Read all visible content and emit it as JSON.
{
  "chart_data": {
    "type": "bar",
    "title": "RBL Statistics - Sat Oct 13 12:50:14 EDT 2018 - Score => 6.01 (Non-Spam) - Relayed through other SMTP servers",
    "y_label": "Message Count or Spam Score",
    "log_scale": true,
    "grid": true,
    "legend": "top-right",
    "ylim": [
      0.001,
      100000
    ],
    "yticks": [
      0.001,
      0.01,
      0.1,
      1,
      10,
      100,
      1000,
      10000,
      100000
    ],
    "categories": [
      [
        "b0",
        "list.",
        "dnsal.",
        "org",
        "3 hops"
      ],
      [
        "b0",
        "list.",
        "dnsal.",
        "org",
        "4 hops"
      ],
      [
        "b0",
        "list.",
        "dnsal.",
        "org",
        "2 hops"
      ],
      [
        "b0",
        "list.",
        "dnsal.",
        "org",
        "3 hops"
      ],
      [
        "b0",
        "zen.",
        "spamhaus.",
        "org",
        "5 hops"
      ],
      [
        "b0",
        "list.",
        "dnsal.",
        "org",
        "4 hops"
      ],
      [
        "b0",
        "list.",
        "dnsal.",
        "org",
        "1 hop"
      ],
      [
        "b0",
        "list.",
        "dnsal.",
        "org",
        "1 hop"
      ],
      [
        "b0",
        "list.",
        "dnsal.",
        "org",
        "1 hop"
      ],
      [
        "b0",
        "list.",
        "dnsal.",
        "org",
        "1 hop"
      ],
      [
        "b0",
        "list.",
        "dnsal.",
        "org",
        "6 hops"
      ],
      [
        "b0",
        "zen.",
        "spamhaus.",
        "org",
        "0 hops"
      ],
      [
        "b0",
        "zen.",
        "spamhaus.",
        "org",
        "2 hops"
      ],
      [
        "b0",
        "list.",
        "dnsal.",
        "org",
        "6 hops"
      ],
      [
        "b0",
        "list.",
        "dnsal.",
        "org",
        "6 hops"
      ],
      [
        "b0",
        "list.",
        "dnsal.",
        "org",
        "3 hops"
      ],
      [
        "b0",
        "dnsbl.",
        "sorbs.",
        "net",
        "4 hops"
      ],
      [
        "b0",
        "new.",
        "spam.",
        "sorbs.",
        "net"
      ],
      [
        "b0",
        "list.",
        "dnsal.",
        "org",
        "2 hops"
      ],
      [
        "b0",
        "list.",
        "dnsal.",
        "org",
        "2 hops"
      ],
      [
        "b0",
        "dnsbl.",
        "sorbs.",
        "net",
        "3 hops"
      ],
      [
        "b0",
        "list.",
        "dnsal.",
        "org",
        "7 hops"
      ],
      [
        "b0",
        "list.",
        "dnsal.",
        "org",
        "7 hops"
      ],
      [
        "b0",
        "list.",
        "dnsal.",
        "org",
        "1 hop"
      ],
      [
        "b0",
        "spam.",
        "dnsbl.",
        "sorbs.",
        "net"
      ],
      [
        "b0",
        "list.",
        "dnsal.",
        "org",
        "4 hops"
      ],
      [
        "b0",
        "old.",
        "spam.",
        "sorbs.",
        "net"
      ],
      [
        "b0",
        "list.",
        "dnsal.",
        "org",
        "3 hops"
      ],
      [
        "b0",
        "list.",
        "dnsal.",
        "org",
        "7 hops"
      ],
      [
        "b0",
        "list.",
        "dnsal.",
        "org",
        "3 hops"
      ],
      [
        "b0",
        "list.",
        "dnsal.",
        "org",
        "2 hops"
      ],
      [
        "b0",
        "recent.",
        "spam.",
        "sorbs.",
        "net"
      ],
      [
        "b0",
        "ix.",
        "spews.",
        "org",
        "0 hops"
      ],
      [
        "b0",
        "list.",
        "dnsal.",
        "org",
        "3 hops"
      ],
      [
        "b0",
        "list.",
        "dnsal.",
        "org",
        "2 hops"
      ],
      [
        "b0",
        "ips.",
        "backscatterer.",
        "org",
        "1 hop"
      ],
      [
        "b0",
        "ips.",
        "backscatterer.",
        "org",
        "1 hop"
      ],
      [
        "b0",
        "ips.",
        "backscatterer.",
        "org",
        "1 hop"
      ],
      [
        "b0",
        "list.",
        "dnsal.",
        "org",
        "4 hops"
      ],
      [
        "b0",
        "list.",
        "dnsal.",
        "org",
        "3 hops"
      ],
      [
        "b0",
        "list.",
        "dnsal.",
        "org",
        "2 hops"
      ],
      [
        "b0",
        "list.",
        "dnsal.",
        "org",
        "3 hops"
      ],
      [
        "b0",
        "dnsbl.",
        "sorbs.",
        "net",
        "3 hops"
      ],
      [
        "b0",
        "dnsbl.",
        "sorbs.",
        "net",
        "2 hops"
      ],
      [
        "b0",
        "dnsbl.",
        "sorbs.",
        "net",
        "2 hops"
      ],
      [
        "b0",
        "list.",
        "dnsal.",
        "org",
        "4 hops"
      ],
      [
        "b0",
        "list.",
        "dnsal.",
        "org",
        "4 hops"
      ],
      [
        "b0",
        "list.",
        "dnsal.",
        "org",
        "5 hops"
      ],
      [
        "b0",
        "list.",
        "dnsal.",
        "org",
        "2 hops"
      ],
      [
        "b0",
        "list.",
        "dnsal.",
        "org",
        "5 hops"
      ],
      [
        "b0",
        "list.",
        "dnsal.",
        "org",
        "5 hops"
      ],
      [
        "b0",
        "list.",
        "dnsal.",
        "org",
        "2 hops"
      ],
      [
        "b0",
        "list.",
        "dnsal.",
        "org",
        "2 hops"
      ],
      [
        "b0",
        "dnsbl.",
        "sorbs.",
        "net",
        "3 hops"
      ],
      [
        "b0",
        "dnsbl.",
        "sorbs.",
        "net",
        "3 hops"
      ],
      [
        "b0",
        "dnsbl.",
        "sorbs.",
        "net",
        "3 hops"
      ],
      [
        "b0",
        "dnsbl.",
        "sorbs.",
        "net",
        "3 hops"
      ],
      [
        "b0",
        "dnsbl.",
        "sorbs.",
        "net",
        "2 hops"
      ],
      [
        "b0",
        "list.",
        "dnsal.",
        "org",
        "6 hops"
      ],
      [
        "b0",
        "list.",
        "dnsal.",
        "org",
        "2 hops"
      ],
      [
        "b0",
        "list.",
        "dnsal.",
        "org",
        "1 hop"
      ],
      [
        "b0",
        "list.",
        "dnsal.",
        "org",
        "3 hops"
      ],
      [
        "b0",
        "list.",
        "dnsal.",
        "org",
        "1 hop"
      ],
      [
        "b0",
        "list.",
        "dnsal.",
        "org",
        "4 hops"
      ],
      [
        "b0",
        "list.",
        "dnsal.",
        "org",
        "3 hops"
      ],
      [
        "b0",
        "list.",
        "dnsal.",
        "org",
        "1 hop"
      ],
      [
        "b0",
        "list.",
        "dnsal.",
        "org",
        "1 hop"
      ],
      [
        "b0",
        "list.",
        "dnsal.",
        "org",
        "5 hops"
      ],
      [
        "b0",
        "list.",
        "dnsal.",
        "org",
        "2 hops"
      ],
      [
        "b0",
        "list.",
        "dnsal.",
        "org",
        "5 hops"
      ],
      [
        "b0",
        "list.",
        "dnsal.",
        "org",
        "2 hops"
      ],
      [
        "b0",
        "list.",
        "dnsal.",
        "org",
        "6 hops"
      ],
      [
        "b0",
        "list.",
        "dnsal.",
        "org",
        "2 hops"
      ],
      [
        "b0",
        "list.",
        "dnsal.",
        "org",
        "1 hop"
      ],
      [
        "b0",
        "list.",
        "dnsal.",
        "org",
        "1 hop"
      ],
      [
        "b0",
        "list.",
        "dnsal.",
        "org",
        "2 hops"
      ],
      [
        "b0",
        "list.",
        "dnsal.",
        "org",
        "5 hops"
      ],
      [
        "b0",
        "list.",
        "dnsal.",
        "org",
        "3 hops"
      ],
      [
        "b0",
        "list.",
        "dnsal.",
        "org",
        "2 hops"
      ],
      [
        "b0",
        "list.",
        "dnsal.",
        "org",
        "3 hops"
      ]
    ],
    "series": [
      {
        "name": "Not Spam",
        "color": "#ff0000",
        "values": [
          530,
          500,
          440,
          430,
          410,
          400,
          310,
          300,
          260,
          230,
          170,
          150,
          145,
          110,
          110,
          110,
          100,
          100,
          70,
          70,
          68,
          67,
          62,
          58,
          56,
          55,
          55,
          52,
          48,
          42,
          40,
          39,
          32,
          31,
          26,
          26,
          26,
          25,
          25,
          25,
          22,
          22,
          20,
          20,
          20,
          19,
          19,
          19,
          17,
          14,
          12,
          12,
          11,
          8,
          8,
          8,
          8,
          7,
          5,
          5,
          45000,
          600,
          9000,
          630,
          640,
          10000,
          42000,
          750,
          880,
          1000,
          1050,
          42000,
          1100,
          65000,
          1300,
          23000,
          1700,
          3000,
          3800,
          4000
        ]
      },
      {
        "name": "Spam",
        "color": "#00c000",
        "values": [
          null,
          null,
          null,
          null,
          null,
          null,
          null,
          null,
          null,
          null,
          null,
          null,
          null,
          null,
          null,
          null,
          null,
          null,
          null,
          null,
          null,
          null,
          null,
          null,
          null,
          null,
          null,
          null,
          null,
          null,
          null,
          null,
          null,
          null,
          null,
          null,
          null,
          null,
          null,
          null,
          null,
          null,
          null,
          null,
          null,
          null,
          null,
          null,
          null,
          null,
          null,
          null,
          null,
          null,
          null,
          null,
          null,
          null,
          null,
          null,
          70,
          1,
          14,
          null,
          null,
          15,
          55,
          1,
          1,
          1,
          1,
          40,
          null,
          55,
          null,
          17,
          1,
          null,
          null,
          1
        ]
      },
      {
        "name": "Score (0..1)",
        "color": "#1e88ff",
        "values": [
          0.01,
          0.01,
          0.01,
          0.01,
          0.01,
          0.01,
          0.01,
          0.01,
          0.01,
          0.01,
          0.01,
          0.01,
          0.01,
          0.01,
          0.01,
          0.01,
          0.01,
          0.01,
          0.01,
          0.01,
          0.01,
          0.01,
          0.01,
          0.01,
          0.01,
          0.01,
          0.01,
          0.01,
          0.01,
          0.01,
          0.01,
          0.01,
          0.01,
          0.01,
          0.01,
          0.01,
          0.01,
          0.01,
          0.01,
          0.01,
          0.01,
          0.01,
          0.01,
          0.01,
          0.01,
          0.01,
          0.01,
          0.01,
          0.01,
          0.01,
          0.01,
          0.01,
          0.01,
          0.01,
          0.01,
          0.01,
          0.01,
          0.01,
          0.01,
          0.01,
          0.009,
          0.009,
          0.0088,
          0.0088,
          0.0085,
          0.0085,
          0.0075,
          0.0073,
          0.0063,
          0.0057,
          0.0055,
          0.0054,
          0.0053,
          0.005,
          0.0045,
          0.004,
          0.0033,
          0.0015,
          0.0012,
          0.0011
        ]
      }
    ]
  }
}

======

**GIVEN PROBLEM:** Copy down every line of the material above that includes the string "name".

**WRITTEN RESPONSE:**
        "name": "Not Spam",
        "name": "Spam",
        "name": "Score (0..1)",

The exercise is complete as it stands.